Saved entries

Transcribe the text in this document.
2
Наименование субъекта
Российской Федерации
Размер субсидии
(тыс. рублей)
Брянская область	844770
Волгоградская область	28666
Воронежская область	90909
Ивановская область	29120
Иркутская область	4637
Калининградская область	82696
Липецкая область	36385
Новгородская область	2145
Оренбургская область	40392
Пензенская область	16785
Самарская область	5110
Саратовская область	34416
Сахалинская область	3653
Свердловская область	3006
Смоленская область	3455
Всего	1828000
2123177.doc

■ SHORT TASK ■
Make an exact copy of the data above.

■ RESPONSE FOR THIS EXERCISE ■
Transcribe the text in this document.
2
Наименование субъекта
Российской Федерации
Размер субсидии
(тыс. рублей)
Брянская область	844770
Волгоградская область	28666
Воронежская область	90909
Ивановская область	29120
Иркутская область	4637
Калининградская область	82696
Липецкая область	36385
Новгородская область	2145
Оренбургская область	40392
Пензенская область	16785
Самарская область	5110
Саратовская область	34416
Сахалинская область	3653
Свердловская область	3006
Смоленская область	3455
Всего	1828000
2123177.doc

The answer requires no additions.